▶ **WHAT IS ASKED**
Tally the lines of the listing that contain the word "noise", then give the total and nothing else.
## Begin AVAILABLE RECORDS
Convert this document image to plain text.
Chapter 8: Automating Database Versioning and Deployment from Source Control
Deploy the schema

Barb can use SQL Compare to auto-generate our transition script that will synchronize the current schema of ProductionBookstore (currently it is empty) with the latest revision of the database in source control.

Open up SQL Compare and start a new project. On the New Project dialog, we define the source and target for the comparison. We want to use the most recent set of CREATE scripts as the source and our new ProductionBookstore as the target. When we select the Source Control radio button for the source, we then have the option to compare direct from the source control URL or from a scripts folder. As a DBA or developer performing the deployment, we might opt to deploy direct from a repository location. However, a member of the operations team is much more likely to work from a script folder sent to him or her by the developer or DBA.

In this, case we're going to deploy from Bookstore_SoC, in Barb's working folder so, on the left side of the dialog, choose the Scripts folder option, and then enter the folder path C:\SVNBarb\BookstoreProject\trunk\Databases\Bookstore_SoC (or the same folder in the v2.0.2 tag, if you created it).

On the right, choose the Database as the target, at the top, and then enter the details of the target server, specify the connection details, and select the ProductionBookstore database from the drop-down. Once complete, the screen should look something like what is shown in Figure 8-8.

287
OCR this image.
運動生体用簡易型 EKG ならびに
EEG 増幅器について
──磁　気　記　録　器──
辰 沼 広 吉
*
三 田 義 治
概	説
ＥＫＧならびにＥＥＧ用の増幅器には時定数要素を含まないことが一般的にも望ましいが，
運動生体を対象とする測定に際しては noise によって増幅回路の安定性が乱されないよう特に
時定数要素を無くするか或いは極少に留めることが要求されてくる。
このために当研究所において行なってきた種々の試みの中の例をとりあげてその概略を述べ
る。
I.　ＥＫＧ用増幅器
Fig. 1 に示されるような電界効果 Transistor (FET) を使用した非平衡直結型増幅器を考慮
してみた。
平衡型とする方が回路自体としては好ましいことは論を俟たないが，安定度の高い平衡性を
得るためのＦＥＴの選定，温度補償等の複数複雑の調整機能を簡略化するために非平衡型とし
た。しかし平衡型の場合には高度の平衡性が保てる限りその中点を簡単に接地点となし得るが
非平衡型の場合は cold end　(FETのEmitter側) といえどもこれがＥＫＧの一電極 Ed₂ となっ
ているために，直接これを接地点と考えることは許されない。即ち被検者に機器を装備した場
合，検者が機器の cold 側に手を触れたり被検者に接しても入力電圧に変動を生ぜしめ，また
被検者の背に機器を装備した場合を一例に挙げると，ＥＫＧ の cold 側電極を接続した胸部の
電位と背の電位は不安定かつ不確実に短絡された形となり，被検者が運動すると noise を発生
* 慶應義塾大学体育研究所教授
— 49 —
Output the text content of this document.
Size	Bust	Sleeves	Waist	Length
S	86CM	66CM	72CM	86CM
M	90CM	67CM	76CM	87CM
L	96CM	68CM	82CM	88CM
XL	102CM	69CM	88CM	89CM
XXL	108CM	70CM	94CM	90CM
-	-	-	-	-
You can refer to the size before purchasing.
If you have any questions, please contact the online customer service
## End AVAILABLE RECORDS
▶ **FINAL RESULT**
2